» ARTICLE:
>> Begin

It’s high time for une revolution, n’est-ce pas? 

Obama promises hope, change.  McCain sticks to the good ol’ boy schtick.  Jindal backtracks to appease the headhunters.  And Nagin?  Well, Nagin abides.  Not unlike The Dude in ‘The Big Lebowski.’  And while cute and not necessarily undeserving of its own annual festival which, yes, ends today.  Abiding doesn’t rebuild cities, does it?  So, WTF?

Bastille Day celebrates an uprising.  New Orleans is being rebuilt despite all levels of government failure and inadequacies, a quiet but gaining momentum uprising of a sort. 

So I invite you, nay challenge you, to celebrate our own uprising!  “How?” you ask?  You’re still displaced in Seattle?  Boston?  Telequah?  Wherever, however, get involved.  Send an email.  Gut a house.  Donate blood.  Preferably, if you’re here, email your city council person about whatever.  Not interested in putting your two cents out there?  Okay, dine at a local restaurant.  Ride the streetcar.  Grab some chalk and draw a fleur de lis on the sidewalk.

Make July 14th a Neo-Bastille Day, as it were.  Rebuild America’s Seductress.  Not everyone’s first choice in ‘things to do today,’ but despite all the poilitcal shenanigans, tomfoolery and hoo-ha, it is happening.

>> End

» WHAT IS ASKED: Carry the post on New Orleans and Bastille Day forward, picking up right after its final sentence. The material that comes next is from a separate source.

» SOURCE DATA:
>> Begin

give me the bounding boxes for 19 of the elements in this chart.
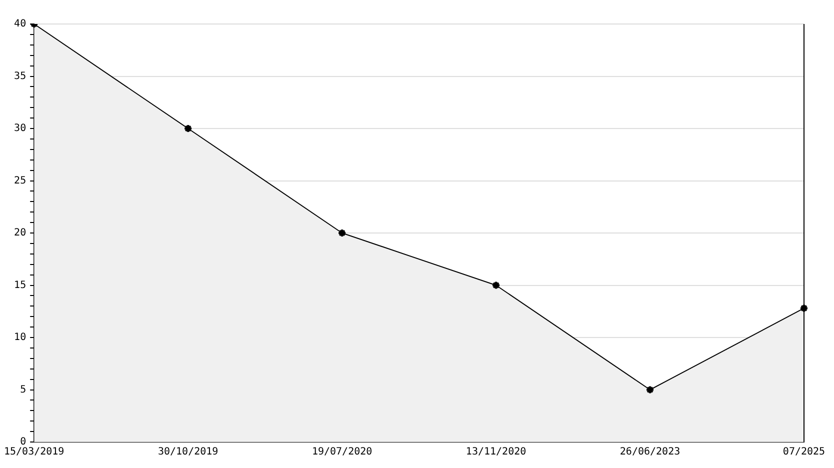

>> End

» EXPECTED ANSWER:
Tulane University boasts it’s largest incoming freshmen class this year ever.  E-v-e-r.  More restaurants are open than before the storm.  Jim Carrey (“I Love You Phillip Morris”) just wrapped shooting a movie here.  And our mayor is going to Panama to complete his world vacation tour (this year China, South Africa were added to his passport), I mean, he’s going to Panama to further sell New Orleans in reference to the impending widening of the Canal – - – really!?  We need to be further sold!?  Like we’re some upstart or IPO.

In the overused words of John Stossel: “Give me a break!”  Even Nell Carter (RIP) knows our lameduck mayor is milking the perks.  But our city moves forward despite the neglect and suggested reimbursements of overstated personal dinings and such.  See: Ray and Seletha’s Lilette anniversary getaway, once a taxpayer’s burden, since rectified as theirs to cover.  But why?  Why can’t Hizzoner know better?  Doesn’t reimbursement spell error?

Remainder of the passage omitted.